__DIRECTION__.
Transcribe the listing in full, excluding any pictures.

__MATERIAL PROVIDED__.
┌──
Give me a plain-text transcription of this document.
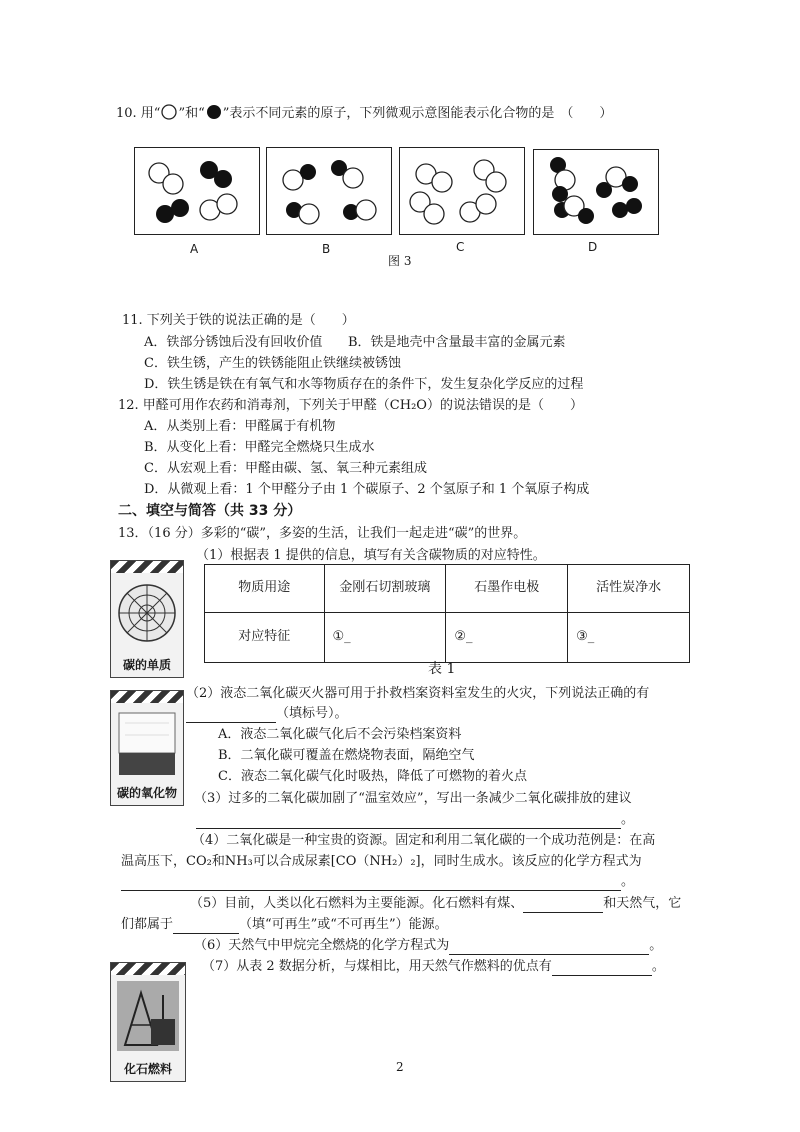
10. 用“ ”和“ ”表示不同元素的原子，下列微观示意图能表示化合物的是 （　　）
A	B	C	D
图 3
11. 下列关于铁的说法正确的是（　　）
A．铁部分锈蚀后没有回收价值 B．铁是地壳中含量最丰富的金属元素
C．铁生锈，产生的铁锈能阻止铁继续被锈蚀
D．铁生锈是铁在有氧气和水等物质存在的条件下，发生复杂化学反应的过程
12. 甲醛可用作农药和消毒剂，下列关于甲醛（CH₂O）的说法错误的是（　　）
A．从类别上看：甲醛属于有机物
B．从变化上看：甲醛完全燃烧只生成水
C．从宏观上看：甲醛由碳、氢、氧三种元素组成
D．从微观上看：1 个甲醛分子由 1 个碳原子、2 个氢原子和 1 个氧原子构成
二、填空与简答（共 33 分）
13．（16 分）多彩的“碳”，多姿的生活，让我们一起走进“碳”的世界。
（1）根据表 1 提供的信息，填写有关含碳物质的对应特性。
碳的单质
物质用途	金刚石切割玻璃	石墨作电极	活性炭净水
对应特征	①_	②_	③_
表 1
碳的氧化物
（2）液态二氧化碳灭火器可用于扑救档案资料室发生的火灾，下列说法正确的有
（填标号）。
A．液态二氧化碳气化后不会污染档案资料
B．二氧化碳可覆盖在燃烧物表面，隔绝空气
C．液态二氧化碳气化时吸热，降低了可燃物的着火点
（3）过多的二氧化碳加剧了“温室效应”，写出一条减少二氧化碳排放的建议
。
（4）二氧化碳是一种宝贵的资源。固定和利用二氧化碳的一个成功范例是：在高
温高压下，CO₂和NH₃可以合成尿素[CO（NH₂）₂]，同时生成水。该反应的化学方程式为
。
（5）目前，人类以化石燃料为主要能源。化石燃料有煤、	和天然气，它
们都属于	（填“可再生”或“不可再生”）能源。
（6）天然气中甲烷完全燃烧的化学方程式为	。
化石燃料
（7）从表 2 数据分析，与煤相比，用天然气作燃料的优点有	。
2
└──
__EXERCISE OUTPUT__.
Give me a plain-text transcription of this document.
10. 用“ ”和“ ”表示不同元素的原子，下列微观示意图能表示化合物的是 （　　）
A	B	C	D
图 3
11. 下列关于铁的说法正确的是（　　）
A．铁部分锈蚀后没有回收价值 B．铁是地壳中含量最丰富的金属元素
C．铁生锈，产生的铁锈能阻止铁继续被锈蚀
D．铁生锈是铁在有氧气和水等物质存在的条件下，发生复杂化学反应的过程
12. 甲醛可用作农药和消毒剂，下列关于甲醛（CH₂O）的说法错误的是（　　）
A．从类别上看：甲醛属于有机物
B．从变化上看：甲醛完全燃烧只生成水
C．从宏观上看：甲醛由碳、氢、氧三种元素组成
D．从微观上看：1 个甲醛分子由 1 个碳原子、2 个氢原子和 1 个氧原子构成
二、填空与简答（共 33 分）
13．（16 分）多彩的“碳”，多姿的生活，让我们一起走进“碳”的世界。
（1）根据表 1 提供的信息，填写有关含碳物质的对应特性。
碳的单质
物质用途	金刚石切割玻璃	石墨作电极	活性炭净水
对应特征	①_	②_	③_
表 1
碳的氧化物
（2）液态二氧化碳灭火器可用于扑救档案资料室发生的火灾，下列说法正确的有
（填标号）。
A．液态二氧化碳气化后不会污染档案资料
B．二氧化碳可覆盖在燃烧物表面，隔绝空气
C．液态二氧化碳气化时吸热，降低了可燃物的着火点
（3）过多的二氧化碳加剧了“温室效应”，写出一条减少二氧化碳排放的建议
。
（4）二氧化碳是一种宝贵的资源。固定和利用二氧化碳的一个成功范例是：在高
温高压下，CO₂和NH₃可以合成尿素[CO（NH₂）₂]，同时生成水。该反应的化学方程式为
。
（5）目前，人类以化石燃料为主要能源。化石燃料有煤、	和天然气，它
们都属于	（填“可再生”或“不可再生”）能源。
（6）天然气中甲烷完全燃烧的化学方程式为	。
化石燃料
（7）从表 2 数据分析，与煤相比，用天然气作燃料的优点有	。
2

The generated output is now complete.